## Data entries
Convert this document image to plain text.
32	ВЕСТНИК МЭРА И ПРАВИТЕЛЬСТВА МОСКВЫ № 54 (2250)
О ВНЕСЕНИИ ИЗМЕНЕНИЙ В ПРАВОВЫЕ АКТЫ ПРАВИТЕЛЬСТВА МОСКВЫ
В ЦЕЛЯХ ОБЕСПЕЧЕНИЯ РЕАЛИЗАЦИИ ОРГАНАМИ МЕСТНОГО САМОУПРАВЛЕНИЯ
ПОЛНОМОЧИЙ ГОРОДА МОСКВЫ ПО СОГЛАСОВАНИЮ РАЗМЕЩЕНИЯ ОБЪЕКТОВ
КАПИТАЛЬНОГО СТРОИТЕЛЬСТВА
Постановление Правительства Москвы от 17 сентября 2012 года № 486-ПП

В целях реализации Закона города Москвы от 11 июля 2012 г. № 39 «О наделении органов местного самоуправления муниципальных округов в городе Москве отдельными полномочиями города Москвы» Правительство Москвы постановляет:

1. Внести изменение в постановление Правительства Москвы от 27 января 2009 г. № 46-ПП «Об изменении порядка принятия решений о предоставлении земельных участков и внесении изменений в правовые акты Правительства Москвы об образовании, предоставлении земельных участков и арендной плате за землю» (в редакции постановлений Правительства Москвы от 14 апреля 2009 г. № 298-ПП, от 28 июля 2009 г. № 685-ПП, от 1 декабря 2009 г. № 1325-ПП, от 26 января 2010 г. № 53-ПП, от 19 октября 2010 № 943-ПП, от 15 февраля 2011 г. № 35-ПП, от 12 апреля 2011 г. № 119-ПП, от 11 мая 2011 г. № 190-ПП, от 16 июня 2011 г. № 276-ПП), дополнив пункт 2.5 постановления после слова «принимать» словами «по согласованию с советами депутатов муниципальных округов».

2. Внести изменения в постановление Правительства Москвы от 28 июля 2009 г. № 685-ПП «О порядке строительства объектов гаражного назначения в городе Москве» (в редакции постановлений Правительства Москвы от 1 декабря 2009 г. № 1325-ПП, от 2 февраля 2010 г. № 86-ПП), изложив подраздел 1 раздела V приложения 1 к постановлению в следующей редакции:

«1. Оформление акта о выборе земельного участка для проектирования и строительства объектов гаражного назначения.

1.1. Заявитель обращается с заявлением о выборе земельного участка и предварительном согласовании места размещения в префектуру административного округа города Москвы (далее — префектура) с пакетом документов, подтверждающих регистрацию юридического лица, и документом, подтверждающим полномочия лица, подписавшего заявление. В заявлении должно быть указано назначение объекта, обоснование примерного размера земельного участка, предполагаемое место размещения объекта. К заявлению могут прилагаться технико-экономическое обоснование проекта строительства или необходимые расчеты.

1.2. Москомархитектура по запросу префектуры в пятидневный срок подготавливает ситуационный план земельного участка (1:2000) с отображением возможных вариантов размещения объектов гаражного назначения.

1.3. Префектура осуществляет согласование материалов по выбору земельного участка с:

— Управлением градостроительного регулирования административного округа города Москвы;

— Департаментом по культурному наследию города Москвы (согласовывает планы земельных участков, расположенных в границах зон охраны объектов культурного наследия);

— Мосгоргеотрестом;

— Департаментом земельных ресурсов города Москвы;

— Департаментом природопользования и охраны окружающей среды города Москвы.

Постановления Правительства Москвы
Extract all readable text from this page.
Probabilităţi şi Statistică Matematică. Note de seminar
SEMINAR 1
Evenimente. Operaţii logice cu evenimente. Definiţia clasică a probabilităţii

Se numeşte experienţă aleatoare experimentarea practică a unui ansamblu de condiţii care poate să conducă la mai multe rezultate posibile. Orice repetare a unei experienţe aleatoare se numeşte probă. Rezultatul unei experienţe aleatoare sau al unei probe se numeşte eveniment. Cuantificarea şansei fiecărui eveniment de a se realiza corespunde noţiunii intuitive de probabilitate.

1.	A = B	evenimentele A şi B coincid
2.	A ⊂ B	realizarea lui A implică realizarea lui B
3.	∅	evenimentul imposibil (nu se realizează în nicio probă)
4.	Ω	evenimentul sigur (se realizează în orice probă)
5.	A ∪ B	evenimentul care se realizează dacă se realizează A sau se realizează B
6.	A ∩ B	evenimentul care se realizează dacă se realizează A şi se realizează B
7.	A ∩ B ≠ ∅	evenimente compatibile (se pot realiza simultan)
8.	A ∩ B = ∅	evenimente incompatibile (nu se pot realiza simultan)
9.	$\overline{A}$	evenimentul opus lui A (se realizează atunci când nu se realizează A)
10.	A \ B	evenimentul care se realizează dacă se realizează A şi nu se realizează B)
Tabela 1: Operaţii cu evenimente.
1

## Directions for this task
Write the number of lines containing the word "выборе" and nothing besides it.

## Task answer
2